→ Raw records
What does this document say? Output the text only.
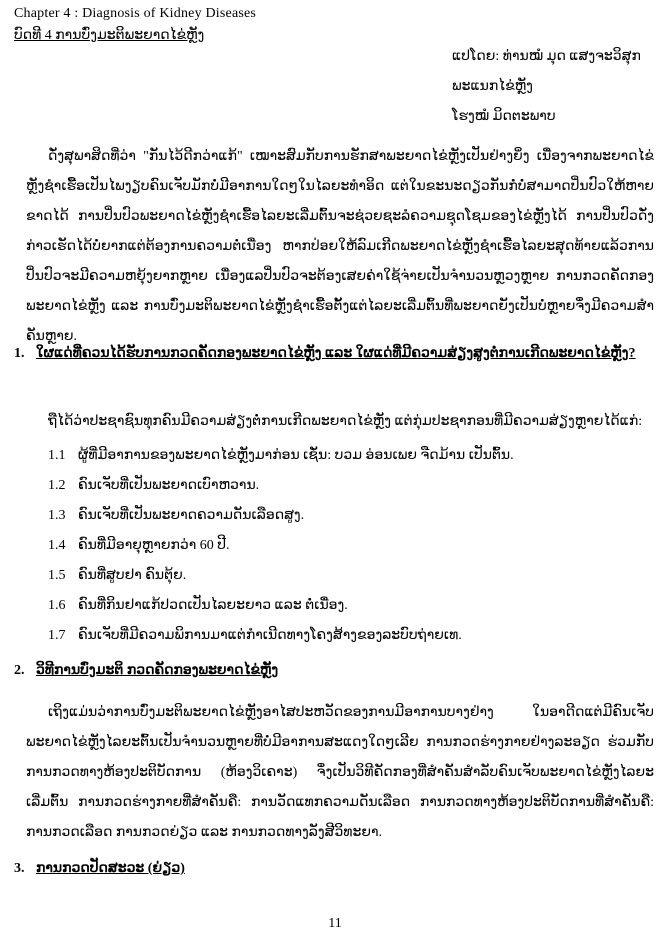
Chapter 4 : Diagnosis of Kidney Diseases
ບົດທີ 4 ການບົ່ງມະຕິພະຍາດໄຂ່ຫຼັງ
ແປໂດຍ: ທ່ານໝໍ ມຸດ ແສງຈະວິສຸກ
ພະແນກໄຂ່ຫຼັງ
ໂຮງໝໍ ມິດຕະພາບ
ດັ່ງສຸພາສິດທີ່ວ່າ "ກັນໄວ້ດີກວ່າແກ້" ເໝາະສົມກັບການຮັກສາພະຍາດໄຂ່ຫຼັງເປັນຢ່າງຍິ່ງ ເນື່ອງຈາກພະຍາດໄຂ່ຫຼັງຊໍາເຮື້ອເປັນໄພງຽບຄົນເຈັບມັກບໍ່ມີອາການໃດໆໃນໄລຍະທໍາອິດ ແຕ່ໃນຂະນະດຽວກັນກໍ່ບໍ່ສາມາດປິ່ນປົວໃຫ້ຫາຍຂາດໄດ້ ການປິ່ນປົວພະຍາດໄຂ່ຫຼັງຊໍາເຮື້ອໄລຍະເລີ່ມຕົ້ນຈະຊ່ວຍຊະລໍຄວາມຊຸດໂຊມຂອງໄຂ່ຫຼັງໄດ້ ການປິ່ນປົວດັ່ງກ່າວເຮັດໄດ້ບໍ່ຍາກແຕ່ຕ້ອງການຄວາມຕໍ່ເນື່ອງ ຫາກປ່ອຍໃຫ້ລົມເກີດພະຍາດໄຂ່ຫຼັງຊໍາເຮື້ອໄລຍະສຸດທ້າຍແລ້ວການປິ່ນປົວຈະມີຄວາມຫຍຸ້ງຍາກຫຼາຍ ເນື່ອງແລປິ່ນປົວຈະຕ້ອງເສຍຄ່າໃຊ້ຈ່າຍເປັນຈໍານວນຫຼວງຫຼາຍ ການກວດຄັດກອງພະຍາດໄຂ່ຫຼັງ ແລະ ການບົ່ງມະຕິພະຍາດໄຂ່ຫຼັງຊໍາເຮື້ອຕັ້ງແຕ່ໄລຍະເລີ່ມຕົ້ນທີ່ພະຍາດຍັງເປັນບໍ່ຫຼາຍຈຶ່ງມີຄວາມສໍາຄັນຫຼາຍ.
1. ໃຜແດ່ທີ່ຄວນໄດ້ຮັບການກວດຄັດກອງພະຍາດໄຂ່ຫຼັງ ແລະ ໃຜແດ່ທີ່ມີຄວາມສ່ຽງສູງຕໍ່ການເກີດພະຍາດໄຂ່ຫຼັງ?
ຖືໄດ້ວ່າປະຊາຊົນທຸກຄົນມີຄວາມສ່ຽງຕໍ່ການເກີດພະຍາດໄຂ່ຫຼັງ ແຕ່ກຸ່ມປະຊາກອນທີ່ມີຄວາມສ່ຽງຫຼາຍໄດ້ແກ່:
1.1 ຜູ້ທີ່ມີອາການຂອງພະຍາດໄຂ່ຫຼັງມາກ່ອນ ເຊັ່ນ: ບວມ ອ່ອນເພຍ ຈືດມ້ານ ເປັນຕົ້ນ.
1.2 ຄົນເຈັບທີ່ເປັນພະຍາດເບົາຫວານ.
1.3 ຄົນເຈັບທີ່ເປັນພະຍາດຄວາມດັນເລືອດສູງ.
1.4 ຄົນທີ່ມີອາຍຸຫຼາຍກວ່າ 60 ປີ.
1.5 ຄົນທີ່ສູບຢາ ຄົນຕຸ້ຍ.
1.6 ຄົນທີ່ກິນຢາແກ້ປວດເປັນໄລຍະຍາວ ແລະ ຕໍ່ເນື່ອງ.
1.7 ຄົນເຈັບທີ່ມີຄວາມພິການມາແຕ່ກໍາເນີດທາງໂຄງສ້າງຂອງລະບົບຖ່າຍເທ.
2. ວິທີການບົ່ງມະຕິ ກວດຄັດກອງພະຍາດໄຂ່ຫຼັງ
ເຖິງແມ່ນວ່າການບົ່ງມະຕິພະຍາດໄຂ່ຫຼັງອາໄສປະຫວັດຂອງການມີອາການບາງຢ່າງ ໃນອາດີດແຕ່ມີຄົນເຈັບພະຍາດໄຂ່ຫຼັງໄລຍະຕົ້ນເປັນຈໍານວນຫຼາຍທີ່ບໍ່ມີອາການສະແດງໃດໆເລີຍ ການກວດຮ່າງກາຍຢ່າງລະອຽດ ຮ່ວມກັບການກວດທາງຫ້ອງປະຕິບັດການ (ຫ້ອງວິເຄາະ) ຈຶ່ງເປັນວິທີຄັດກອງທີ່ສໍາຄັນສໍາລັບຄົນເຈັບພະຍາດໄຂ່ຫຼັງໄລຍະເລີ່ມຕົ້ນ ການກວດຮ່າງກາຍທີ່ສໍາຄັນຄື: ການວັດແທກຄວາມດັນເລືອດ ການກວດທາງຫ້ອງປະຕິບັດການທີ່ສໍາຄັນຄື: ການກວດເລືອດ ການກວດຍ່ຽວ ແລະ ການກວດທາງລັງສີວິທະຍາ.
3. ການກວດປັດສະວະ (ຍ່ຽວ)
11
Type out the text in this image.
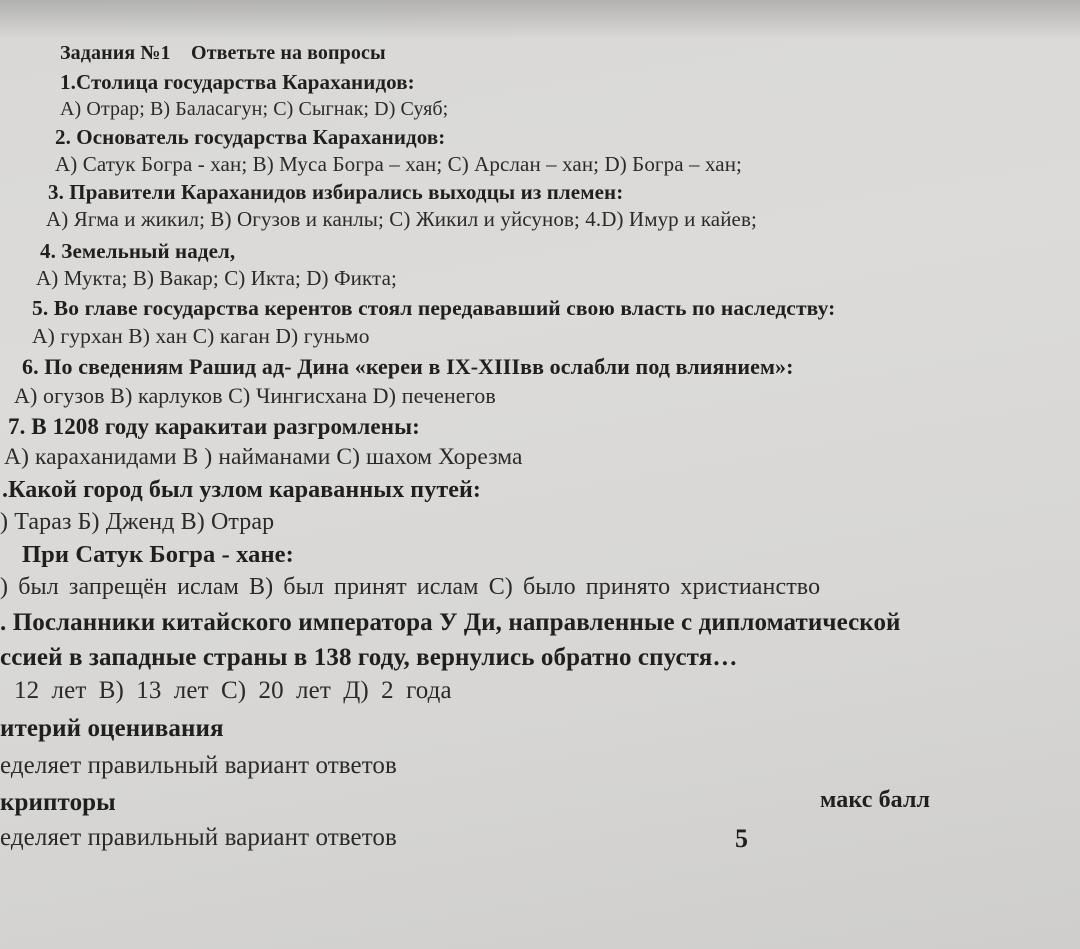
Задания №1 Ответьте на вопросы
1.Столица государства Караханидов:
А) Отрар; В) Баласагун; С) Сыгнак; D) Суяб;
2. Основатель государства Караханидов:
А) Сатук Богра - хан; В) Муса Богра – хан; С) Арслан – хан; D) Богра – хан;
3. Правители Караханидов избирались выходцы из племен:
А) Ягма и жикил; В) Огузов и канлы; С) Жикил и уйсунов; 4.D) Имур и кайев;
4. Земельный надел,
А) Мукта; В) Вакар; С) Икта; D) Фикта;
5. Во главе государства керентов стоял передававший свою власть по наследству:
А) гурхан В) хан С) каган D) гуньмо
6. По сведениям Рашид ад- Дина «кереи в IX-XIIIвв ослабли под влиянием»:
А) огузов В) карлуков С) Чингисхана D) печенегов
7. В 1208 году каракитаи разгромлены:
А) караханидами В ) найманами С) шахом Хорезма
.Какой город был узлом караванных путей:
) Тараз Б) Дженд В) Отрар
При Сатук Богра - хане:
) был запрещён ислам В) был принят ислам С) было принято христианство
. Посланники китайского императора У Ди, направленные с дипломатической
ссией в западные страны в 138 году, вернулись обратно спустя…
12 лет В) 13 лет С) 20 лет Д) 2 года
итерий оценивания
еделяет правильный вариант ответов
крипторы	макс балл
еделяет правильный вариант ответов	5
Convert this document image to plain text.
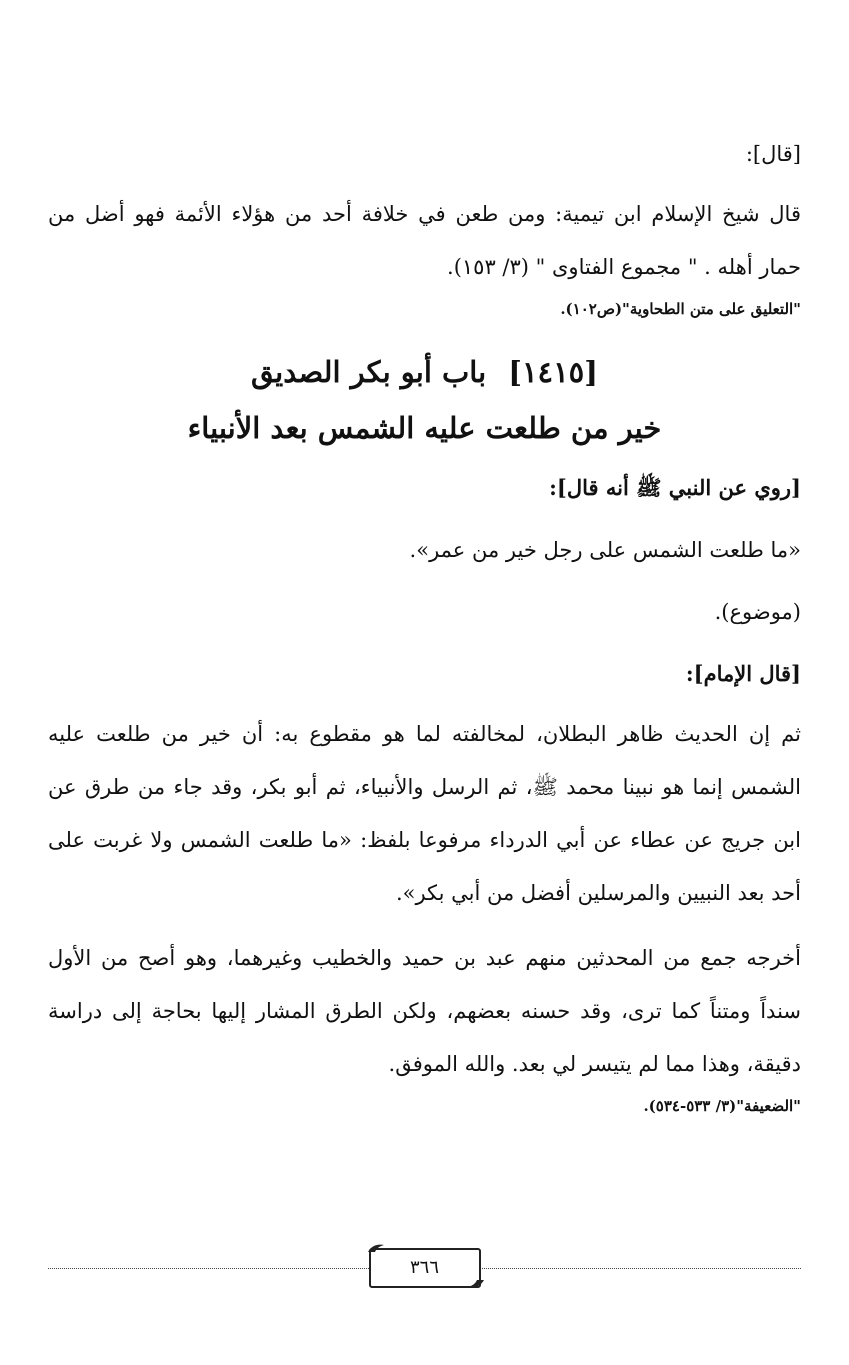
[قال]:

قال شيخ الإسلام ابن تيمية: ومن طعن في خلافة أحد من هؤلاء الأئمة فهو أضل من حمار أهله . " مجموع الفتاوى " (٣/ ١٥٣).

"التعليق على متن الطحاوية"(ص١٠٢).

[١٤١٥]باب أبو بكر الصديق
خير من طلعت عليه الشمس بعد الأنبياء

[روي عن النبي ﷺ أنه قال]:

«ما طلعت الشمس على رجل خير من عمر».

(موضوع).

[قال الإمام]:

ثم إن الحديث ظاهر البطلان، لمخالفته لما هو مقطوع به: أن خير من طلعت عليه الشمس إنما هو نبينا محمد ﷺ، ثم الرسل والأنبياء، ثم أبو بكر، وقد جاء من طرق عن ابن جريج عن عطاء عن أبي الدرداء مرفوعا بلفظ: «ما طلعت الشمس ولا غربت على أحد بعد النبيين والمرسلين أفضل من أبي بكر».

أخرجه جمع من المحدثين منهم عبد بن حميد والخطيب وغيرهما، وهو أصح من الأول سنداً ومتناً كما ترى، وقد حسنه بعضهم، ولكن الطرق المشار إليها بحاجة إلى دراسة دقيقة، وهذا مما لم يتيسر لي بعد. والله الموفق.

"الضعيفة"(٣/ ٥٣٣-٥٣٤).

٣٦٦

→ Direction
Copy the whole of the material above exactly, but not its images.

→ Task solution
What does this document say? Output the text only.
Chapter 4 : Diagnosis of Kidney Diseases
ບົດທີ 4 ການບົ່ງມະຕິພະຍາດໄຂ່ຫຼັງ
ແປໂດຍ: ທ່ານໝໍ ມຸດ ແສງຈະວິສຸກ
ພະແນກໄຂ່ຫຼັງ
ໂຮງໝໍ ມິດຕະພາບ
ດັ່ງສຸພາສິດທີ່ວ່າ "ກັນໄວ້ດີກວ່າແກ້" ເໝາະສົມກັບການຮັກສາພະຍາດໄຂ່ຫຼັງເປັນຢ່າງຍິ່ງ ເນື່ອງຈາກພະຍາດໄຂ່ຫຼັງຊໍາເຮື້ອເປັນໄພງຽບຄົນເຈັບມັກບໍ່ມີອາການໃດໆໃນໄລຍະທໍາອິດ ແຕ່ໃນຂະນະດຽວກັນກໍ່ບໍ່ສາມາດປິ່ນປົວໃຫ້ຫາຍຂາດໄດ້ ການປິ່ນປົວພະຍາດໄຂ່ຫຼັງຊໍາເຮື້ອໄລຍະເລີ່ມຕົ້ນຈະຊ່ວຍຊະລໍຄວາມຊຸດໂຊມຂອງໄຂ່ຫຼັງໄດ້ ການປິ່ນປົວດັ່ງກ່າວເຮັດໄດ້ບໍ່ຍາກແຕ່ຕ້ອງການຄວາມຕໍ່ເນື່ອງ ຫາກປ່ອຍໃຫ້ລົມເກີດພະຍາດໄຂ່ຫຼັງຊໍາເຮື້ອໄລຍະສຸດທ້າຍແລ້ວການປິ່ນປົວຈະມີຄວາມຫຍຸ້ງຍາກຫຼາຍ ເນື່ອງແລປິ່ນປົວຈະຕ້ອງເສຍຄ່າໃຊ້ຈ່າຍເປັນຈໍານວນຫຼວງຫຼາຍ ການກວດຄັດກອງພະຍາດໄຂ່ຫຼັງ ແລະ ການບົ່ງມະຕິພະຍາດໄຂ່ຫຼັງຊໍາເຮື້ອຕັ້ງແຕ່ໄລຍະເລີ່ມຕົ້ນທີ່ພະຍາດຍັງເປັນບໍ່ຫຼາຍຈຶ່ງມີຄວາມສໍາຄັນຫຼາຍ.
1. ໃຜແດ່ທີ່ຄວນໄດ້ຮັບການກວດຄັດກອງພະຍາດໄຂ່ຫຼັງ ແລະ ໃຜແດ່ທີ່ມີຄວາມສ່ຽງສູງຕໍ່ການເກີດພະຍາດໄຂ່ຫຼັງ?
ຖືໄດ້ວ່າປະຊາຊົນທຸກຄົນມີຄວາມສ່ຽງຕໍ່ການເກີດພະຍາດໄຂ່ຫຼັງ ແຕ່ກຸ່ມປະຊາກອນທີ່ມີຄວາມສ່ຽງຫຼາຍໄດ້ແກ່:
1.1 ຜູ້ທີ່ມີອາການຂອງພະຍາດໄຂ່ຫຼັງມາກ່ອນ ເຊັ່ນ: ບວມ ອ່ອນເພຍ ຈືດມ້ານ ເປັນຕົ້ນ.
1.2 ຄົນເຈັບທີ່ເປັນພະຍາດເບົາຫວານ.
1.3 ຄົນເຈັບທີ່ເປັນພະຍາດຄວາມດັນເລືອດສູງ.
1.4 ຄົນທີ່ມີອາຍຸຫຼາຍກວ່າ 60 ປີ.
1.5 ຄົນທີ່ສູບຢາ ຄົນຕຸ້ຍ.
1.6 ຄົນທີ່ກິນຢາແກ້ປວດເປັນໄລຍະຍາວ ແລະ ຕໍ່ເນື່ອງ.
1.7 ຄົນເຈັບທີ່ມີຄວາມພິການມາແຕ່ກໍາເນີດທາງໂຄງສ້າງຂອງລະບົບຖ່າຍເທ.
2. ວິທີການບົ່ງມະຕິ ກວດຄັດກອງພະຍາດໄຂ່ຫຼັງ
ເຖິງແມ່ນວ່າການບົ່ງມະຕິພະຍາດໄຂ່ຫຼັງອາໄສປະຫວັດຂອງການມີອາການບາງຢ່າງ ໃນອາດີດແຕ່ມີຄົນເຈັບພະຍາດໄຂ່ຫຼັງໄລຍະຕົ້ນເປັນຈໍານວນຫຼາຍທີ່ບໍ່ມີອາການສະແດງໃດໆເລີຍ ການກວດຮ່າງກາຍຢ່າງລະອຽດ ຮ່ວມກັບການກວດທາງຫ້ອງປະຕິບັດການ (ຫ້ອງວິເຄາະ) ຈຶ່ງເປັນວິທີຄັດກອງທີ່ສໍາຄັນສໍາລັບຄົນເຈັບພະຍາດໄຂ່ຫຼັງໄລຍະເລີ່ມຕົ້ນ ການກວດຮ່າງກາຍທີ່ສໍາຄັນຄື: ການວັດແທກຄວາມດັນເລືອດ ການກວດທາງຫ້ອງປະຕິບັດການທີ່ສໍາຄັນຄື: ການກວດເລືອດ ການກວດຍ່ຽວ ແລະ ການກວດທາງລັງສີວິທະຍາ.
3. ການກວດປັດສະວະ (ຍ່ຽວ)
11
Type out the text in this image.
Задания №1 Ответьте на вопросы
1.Столица государства Караханидов:
А) Отрар; В) Баласагун; С) Сыгнак; D) Суяб;
2. Основатель государства Караханидов:
А) Сатук Богра - хан; В) Муса Богра – хан; С) Арслан – хан; D) Богра – хан;
3. Правители Караханидов избирались выходцы из племен:
А) Ягма и жикил; В) Огузов и канлы; С) Жикил и уйсунов; 4.D) Имур и кайев;
4. Земельный надел,
А) Мукта; В) Вакар; С) Икта; D) Фикта;
5. Во главе государства керентов стоял передававший свою власть по наследству:
А) гурхан В) хан С) каган D) гуньмо
6. По сведениям Рашид ад- Дина «кереи в IX-XIIIвв ослабли под влиянием»:
А) огузов В) карлуков С) Чингисхана D) печенегов
7. В 1208 году каракитаи разгромлены:
А) караханидами В ) найманами С) шахом Хорезма
.Какой город был узлом караванных путей:
) Тараз Б) Дженд В) Отрар
При Сатук Богра - хане:
) был запрещён ислам В) был принят ислам С) было принято христианство
. Посланники китайского императора У Ди, направленные с дипломатической
ссией в западные страны в 138 году, вернулись обратно спустя…
12 лет В) 13 лет С) 20 лет Д) 2 года
итерий оценивания
еделяет правильный вариант ответов
крипторы	макс балл
еделяет правильный вариант ответов	5
Convert this document image to plain text.
[قال]:

قال شيخ الإسلام ابن تيمية: ومن طعن في خلافة أحد من هؤلاء الأئمة فهو أضل من حمار أهله . " مجموع الفتاوى " (٣/ ١٥٣).

"التعليق على متن الطحاوية"(ص١٠٢).

[١٤١٥]باب أبو بكر الصديق
خير من طلعت عليه الشمس بعد الأنبياء

[روي عن النبي ﷺ أنه قال]:

«ما طلعت الشمس على رجل خير من عمر».

(موضوع).

[قال الإمام]:

ثم إن الحديث ظاهر البطلان، لمخالفته لما هو مقطوع به: أن خير من طلعت عليه الشمس إنما هو نبينا محمد ﷺ، ثم الرسل والأنبياء، ثم أبو بكر، وقد جاء من طرق عن ابن جريج عن عطاء عن أبي الدرداء مرفوعا بلفظ: «ما طلعت الشمس ولا غربت على أحد بعد النبيين والمرسلين أفضل من أبي بكر».

أخرجه جمع من المحدثين منهم عبد بن حميد والخطيب وغيرهما، وهو أصح من الأول سنداً ومتناً كما ترى، وقد حسنه بعضهم، ولكن الطرق المشار إليها بحاجة إلى دراسة دقيقة، وهذا مما لم يتيسر لي بعد. والله الموفق.

"الضعيفة"(٣/ ٥٣٣-٥٣٤).

٣٦٦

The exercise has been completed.